##### Records provided

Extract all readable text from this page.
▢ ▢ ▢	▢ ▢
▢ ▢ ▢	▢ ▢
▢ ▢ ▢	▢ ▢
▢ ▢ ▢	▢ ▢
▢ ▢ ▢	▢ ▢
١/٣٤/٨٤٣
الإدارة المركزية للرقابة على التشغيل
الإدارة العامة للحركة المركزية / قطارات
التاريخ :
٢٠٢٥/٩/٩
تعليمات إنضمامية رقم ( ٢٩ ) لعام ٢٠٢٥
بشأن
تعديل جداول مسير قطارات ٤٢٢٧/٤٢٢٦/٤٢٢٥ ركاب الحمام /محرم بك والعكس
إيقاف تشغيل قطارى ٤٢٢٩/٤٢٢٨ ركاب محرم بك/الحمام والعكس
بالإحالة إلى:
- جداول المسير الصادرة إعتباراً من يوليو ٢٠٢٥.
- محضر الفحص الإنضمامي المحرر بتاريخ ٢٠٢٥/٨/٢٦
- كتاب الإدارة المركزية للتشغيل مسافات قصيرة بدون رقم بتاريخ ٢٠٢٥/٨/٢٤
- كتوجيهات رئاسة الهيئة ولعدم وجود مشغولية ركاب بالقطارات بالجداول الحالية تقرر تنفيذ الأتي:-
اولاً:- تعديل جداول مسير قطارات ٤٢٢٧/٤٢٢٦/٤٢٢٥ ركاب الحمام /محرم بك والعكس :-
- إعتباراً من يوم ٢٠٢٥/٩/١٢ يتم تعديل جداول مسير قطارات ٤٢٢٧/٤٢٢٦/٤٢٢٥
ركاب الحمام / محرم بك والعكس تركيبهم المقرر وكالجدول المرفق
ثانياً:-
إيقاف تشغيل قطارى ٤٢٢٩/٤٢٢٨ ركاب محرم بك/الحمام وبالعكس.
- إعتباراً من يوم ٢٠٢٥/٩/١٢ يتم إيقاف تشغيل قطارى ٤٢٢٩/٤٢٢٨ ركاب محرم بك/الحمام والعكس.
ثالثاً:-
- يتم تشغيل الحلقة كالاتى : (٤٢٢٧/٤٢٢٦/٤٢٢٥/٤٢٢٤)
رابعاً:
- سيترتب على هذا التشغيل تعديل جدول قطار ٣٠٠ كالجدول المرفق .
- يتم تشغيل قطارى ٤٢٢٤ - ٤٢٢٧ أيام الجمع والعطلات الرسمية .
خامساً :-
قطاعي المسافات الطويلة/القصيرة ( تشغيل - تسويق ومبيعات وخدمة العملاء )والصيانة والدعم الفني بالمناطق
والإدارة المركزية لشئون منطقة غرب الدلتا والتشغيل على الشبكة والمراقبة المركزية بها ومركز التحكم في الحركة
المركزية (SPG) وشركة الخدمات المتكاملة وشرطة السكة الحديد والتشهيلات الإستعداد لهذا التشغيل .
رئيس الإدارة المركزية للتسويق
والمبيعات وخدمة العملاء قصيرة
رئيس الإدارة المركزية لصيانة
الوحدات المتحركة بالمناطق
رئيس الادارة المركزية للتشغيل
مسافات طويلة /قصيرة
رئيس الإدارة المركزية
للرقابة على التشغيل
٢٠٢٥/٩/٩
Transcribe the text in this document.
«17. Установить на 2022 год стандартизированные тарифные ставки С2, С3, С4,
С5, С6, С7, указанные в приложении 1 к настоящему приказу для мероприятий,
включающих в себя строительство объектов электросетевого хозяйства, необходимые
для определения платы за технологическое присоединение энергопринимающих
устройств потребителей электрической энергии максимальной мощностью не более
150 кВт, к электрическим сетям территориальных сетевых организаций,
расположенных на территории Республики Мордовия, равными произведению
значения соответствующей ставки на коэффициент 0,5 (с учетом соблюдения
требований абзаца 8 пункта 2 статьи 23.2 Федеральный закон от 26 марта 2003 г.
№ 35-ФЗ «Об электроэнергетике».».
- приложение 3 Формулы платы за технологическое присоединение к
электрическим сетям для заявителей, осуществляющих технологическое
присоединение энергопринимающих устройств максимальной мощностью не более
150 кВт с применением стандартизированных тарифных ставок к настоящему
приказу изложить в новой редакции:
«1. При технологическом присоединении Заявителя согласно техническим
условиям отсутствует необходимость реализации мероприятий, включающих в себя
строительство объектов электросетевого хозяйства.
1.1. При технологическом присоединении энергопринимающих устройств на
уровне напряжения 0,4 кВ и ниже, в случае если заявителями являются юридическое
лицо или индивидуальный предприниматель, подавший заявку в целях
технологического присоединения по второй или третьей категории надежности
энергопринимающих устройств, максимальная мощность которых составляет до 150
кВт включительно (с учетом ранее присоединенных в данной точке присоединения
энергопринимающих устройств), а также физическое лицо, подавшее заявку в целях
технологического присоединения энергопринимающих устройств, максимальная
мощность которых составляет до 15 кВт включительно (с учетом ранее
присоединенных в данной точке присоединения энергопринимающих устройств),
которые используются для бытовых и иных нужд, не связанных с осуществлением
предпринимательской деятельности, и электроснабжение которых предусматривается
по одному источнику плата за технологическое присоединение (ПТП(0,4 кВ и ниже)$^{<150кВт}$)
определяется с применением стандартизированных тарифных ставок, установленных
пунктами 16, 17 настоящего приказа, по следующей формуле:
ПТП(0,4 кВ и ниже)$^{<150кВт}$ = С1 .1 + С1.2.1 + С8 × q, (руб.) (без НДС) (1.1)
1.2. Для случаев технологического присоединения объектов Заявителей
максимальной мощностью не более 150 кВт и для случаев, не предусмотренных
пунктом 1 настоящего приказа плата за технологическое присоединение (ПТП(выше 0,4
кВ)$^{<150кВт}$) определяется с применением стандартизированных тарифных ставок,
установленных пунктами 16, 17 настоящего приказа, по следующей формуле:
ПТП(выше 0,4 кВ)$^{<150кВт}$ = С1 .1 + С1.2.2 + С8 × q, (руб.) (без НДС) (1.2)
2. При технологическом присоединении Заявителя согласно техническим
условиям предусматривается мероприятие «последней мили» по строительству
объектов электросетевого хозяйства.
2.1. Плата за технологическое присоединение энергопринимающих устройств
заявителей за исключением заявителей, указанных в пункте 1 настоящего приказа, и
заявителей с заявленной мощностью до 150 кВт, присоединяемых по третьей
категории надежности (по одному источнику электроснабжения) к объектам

##########

Exercise instructions: Go through the entries and repeat each one exactly.

Right answer:
Extract all readable text from this page.
▢ ▢ ▢	▢ ▢
▢ ▢ ▢	▢ ▢
▢ ▢ ▢	▢ ▢
▢ ▢ ▢	▢ ▢
▢ ▢ ▢	▢ ▢
١/٣٤/٨٤٣
الإدارة المركزية للرقابة على التشغيل
الإدارة العامة للحركة المركزية / قطارات
التاريخ :
٢٠٢٥/٩/٩
تعليمات إنضمامية رقم ( ٢٩ ) لعام ٢٠٢٥
بشأن
تعديل جداول مسير قطارات ٤٢٢٧/٤٢٢٦/٤٢٢٥ ركاب الحمام /محرم بك والعكس
إيقاف تشغيل قطارى ٤٢٢٩/٤٢٢٨ ركاب محرم بك/الحمام والعكس
بالإحالة إلى:
- جداول المسير الصادرة إعتباراً من يوليو ٢٠٢٥.
- محضر الفحص الإنضمامي المحرر بتاريخ ٢٠٢٥/٨/٢٦
- كتاب الإدارة المركزية للتشغيل مسافات قصيرة بدون رقم بتاريخ ٢٠٢٥/٨/٢٤
- كتوجيهات رئاسة الهيئة ولعدم وجود مشغولية ركاب بالقطارات بالجداول الحالية تقرر تنفيذ الأتي:-
اولاً:- تعديل جداول مسير قطارات ٤٢٢٧/٤٢٢٦/٤٢٢٥ ركاب الحمام /محرم بك والعكس :-
- إعتباراً من يوم ٢٠٢٥/٩/١٢ يتم تعديل جداول مسير قطارات ٤٢٢٧/٤٢٢٦/٤٢٢٥
ركاب الحمام / محرم بك والعكس تركيبهم المقرر وكالجدول المرفق
ثانياً:-
إيقاف تشغيل قطارى ٤٢٢٩/٤٢٢٨ ركاب محرم بك/الحمام وبالعكس.
- إعتباراً من يوم ٢٠٢٥/٩/١٢ يتم إيقاف تشغيل قطارى ٤٢٢٩/٤٢٢٨ ركاب محرم بك/الحمام والعكس.
ثالثاً:-
- يتم تشغيل الحلقة كالاتى : (٤٢٢٧/٤٢٢٦/٤٢٢٥/٤٢٢٤)
رابعاً:
- سيترتب على هذا التشغيل تعديل جدول قطار ٣٠٠ كالجدول المرفق .
- يتم تشغيل قطارى ٤٢٢٤ - ٤٢٢٧ أيام الجمع والعطلات الرسمية .
خامساً :-
قطاعي المسافات الطويلة/القصيرة ( تشغيل - تسويق ومبيعات وخدمة العملاء )والصيانة والدعم الفني بالمناطق
والإدارة المركزية لشئون منطقة غرب الدلتا والتشغيل على الشبكة والمراقبة المركزية بها ومركز التحكم في الحركة
المركزية (SPG) وشركة الخدمات المتكاملة وشرطة السكة الحديد والتشهيلات الإستعداد لهذا التشغيل .
رئيس الإدارة المركزية للتسويق
والمبيعات وخدمة العملاء قصيرة
رئيس الإدارة المركزية لصيانة
الوحدات المتحركة بالمناطق
رئيس الادارة المركزية للتشغيل
مسافات طويلة /قصيرة
رئيس الإدارة المركزية
للرقابة على التشغيل
٢٠٢٥/٩/٩
Transcribe the text in this document.
«17. Установить на 2022 год стандартизированные тарифные ставки С2, С3, С4,
С5, С6, С7, указанные в приложении 1 к настоящему приказу для мероприятий,
включающих в себя строительство объектов электросетевого хозяйства, необходимые
для определения платы за технологическое присоединение энергопринимающих
устройств потребителей электрической энергии максимальной мощностью не более
150 кВт, к электрическим сетям территориальных сетевых организаций,
расположенных на территории Республики Мордовия, равными произведению
значения соответствующей ставки на коэффициент 0,5 (с учетом соблюдения
требований абзаца 8 пункта 2 статьи 23.2 Федеральный закон от 26 марта 2003 г.
№ 35-ФЗ «Об электроэнергетике».».
- приложение 3 Формулы платы за технологическое присоединение к
электрическим сетям для заявителей, осуществляющих технологическое
присоединение энергопринимающих устройств максимальной мощностью не более
150 кВт с применением стандартизированных тарифных ставок к настоящему
приказу изложить в новой редакции:
«1. При технологическом присоединении Заявителя согласно техническим
условиям отсутствует необходимость реализации мероприятий, включающих в себя
строительство объектов электросетевого хозяйства.
1.1. При технологическом присоединении энергопринимающих устройств на
уровне напряжения 0,4 кВ и ниже, в случае если заявителями являются юридическое
лицо или индивидуальный предприниматель, подавший заявку в целях
технологического присоединения по второй или третьей категории надежности
энергопринимающих устройств, максимальная мощность которых составляет до 150
кВт включительно (с учетом ранее присоединенных в данной точке присоединения
энергопринимающих устройств), а также физическое лицо, подавшее заявку в целях
технологического присоединения энергопринимающих устройств, максимальная
мощность которых составляет до 15 кВт включительно (с учетом ранее
присоединенных в данной точке присоединения энергопринимающих устройств),
которые используются для бытовых и иных нужд, не связанных с осуществлением
предпринимательской деятельности, и электроснабжение которых предусматривается
по одному источнику плата за технологическое присоединение (ПТП(0,4 кВ и ниже)$^{<150кВт}$)
определяется с применением стандартизированных тарифных ставок, установленных
пунктами 16, 17 настоящего приказа, по следующей формуле:
ПТП(0,4 кВ и ниже)$^{<150кВт}$ = С1 .1 + С1.2.1 + С8 × q, (руб.) (без НДС) (1.1)
1.2. Для случаев технологического присоединения объектов Заявителей
максимальной мощностью не более 150 кВт и для случаев, не предусмотренных
пунктом 1 настоящего приказа плата за технологическое присоединение (ПТП(выше 0,4
кВ)$^{<150кВт}$) определяется с применением стандартизированных тарифных ставок,
установленных пунктами 16, 17 настоящего приказа, по следующей формуле:
ПТП(выше 0,4 кВ)$^{<150кВт}$ = С1 .1 + С1.2.2 + С8 × q, (руб.) (без НДС) (1.2)
2. При технологическом присоединении Заявителя согласно техническим
условиям предусматривается мероприятие «последней мили» по строительству
объектов электросетевого хозяйства.
2.1. Плата за технологическое присоединение энергопринимающих устройств
заявителей за исключением заявителей, указанных в пункте 1 настоящего приказа, и
заявителей с заявленной мощностью до 150 кВт, присоединяемых по третьей
категории надежности (по одному источнику электроснабжения) к объектам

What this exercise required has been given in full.